-------- Information supplied --------
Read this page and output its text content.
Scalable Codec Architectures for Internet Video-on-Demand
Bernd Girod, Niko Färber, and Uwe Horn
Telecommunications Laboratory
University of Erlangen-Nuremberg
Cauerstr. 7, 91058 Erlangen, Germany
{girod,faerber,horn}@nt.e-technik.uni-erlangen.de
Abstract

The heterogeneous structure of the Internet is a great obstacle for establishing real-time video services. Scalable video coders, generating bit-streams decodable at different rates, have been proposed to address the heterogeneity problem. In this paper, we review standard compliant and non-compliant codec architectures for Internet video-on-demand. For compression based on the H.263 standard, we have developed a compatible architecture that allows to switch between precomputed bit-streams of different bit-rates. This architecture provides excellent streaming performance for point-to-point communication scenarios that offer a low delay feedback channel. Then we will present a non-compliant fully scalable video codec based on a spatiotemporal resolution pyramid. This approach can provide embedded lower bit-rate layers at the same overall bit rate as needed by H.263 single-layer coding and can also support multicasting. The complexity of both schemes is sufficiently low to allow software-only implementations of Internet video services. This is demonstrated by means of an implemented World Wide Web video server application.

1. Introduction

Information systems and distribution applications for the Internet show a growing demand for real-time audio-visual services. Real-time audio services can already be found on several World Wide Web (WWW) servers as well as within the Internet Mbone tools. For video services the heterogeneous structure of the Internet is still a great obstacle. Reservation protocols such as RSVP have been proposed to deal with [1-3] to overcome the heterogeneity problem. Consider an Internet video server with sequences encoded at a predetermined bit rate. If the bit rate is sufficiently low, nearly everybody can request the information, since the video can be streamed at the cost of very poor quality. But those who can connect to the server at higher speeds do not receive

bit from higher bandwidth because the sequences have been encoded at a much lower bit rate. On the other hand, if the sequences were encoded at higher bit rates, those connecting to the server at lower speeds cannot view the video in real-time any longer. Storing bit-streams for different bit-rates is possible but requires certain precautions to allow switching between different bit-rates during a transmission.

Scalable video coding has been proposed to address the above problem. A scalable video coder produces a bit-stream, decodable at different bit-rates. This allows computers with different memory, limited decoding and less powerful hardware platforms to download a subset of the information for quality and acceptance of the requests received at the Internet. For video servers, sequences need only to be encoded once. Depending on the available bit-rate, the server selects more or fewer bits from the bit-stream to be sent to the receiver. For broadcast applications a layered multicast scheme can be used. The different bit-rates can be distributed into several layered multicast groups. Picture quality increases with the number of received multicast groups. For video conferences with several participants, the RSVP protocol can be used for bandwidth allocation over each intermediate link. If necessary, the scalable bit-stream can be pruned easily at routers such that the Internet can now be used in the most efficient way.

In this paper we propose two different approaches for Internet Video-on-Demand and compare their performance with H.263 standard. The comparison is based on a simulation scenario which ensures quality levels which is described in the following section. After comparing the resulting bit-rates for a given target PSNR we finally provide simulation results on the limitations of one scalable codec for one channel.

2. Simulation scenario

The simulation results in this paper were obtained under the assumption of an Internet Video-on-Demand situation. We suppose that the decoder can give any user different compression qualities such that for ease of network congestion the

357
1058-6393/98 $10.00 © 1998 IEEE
--------
Directive →
Copy all the records above precisely.

Expected output →
Read this page and output its text content.
Scalable Codec Architectures for Internet Video-on-Demand
Bernd Girod, Niko Färber, and Uwe Horn
Telecommunications Laboratory
University of Erlangen-Nuremberg
Cauerstr. 7, 91058 Erlangen, Germany
{girod,faerber,horn}@nt.e-technik.uni-erlangen.de
Abstract

The heterogeneous structure of the Internet is a great obstacle for establishing real-time video services. Scalable video coders, generating bit-streams decodable at different rates, have been proposed to address the heterogeneity problem. In this paper, we review standard compliant and non-compliant codec architectures for Internet video-on-demand. For compression based on the H.263 standard, we have developed a compatible architecture that allows to switch between precomputed bit-streams of different bit-rates. This architecture provides excellent streaming performance for point-to-point communication scenarios that offer a low delay feedback channel. Then we will present a non-compliant fully scalable video codec based on a spatiotemporal resolution pyramid. This approach can provide embedded lower bit-rate layers at the same overall bit rate as needed by H.263 single-layer coding and can also support multicasting. The complexity of both schemes is sufficiently low to allow software-only implementations of Internet video services. This is demonstrated by means of an implemented World Wide Web video server application.

1. Introduction

Information systems and distribution applications for the Internet show a growing demand for real-time audio-visual services. Real-time audio services can already be found on several World Wide Web (WWW) servers as well as within the Internet Mbone tools. For video services the heterogeneous structure of the Internet is still a great obstacle. Reservation protocols such as RSVP have been proposed to deal with [1-3] to overcome the heterogeneity problem. Consider an Internet video server with sequences encoded at a predetermined bit rate. If the bit rate is sufficiently low, nearly everybody can request the information, since the video can be streamed at the cost of very poor quality. But those who can connect to the server at higher speeds do not receive

bit from higher bandwidth because the sequences have been encoded at a much lower bit rate. On the other hand, if the sequences were encoded at higher bit rates, those connecting to the server at lower speeds cannot view the video in real-time any longer. Storing bit-streams for different bit-rates is possible but requires certain precautions to allow switching between different bit-rates during a transmission.

Scalable video coding has been proposed to address the above problem. A scalable video coder produces a bit-stream, decodable at different bit-rates. This allows computers with different memory, limited decoding and less powerful hardware platforms to download a subset of the information for quality and acceptance of the requests received at the Internet. For video servers, sequences need only to be encoded once. Depending on the available bit-rate, the server selects more or fewer bits from the bit-stream to be sent to the receiver. For broadcast applications a layered multicast scheme can be used. The different bit-rates can be distributed into several layered multicast groups. Picture quality increases with the number of received multicast groups. For video conferences with several participants, the RSVP protocol can be used for bandwidth allocation over each intermediate link. If necessary, the scalable bit-stream can be pruned easily at routers such that the Internet can now be used in the most efficient way.

In this paper we propose two different approaches for Internet Video-on-Demand and compare their performance with H.263 standard. The comparison is based on a simulation scenario which ensures quality levels which is described in the following section. After comparing the resulting bit-rates for a given target PSNR we finally provide simulation results on the limitations of one scalable codec for one channel.

2. Simulation scenario

The simulation results in this paper were obtained under the assumption of an Internet Video-on-Demand situation. We suppose that the decoder can give any user different compression qualities such that for ease of network congestion the

357
1058-6393/98 $10.00 © 1998 IEEE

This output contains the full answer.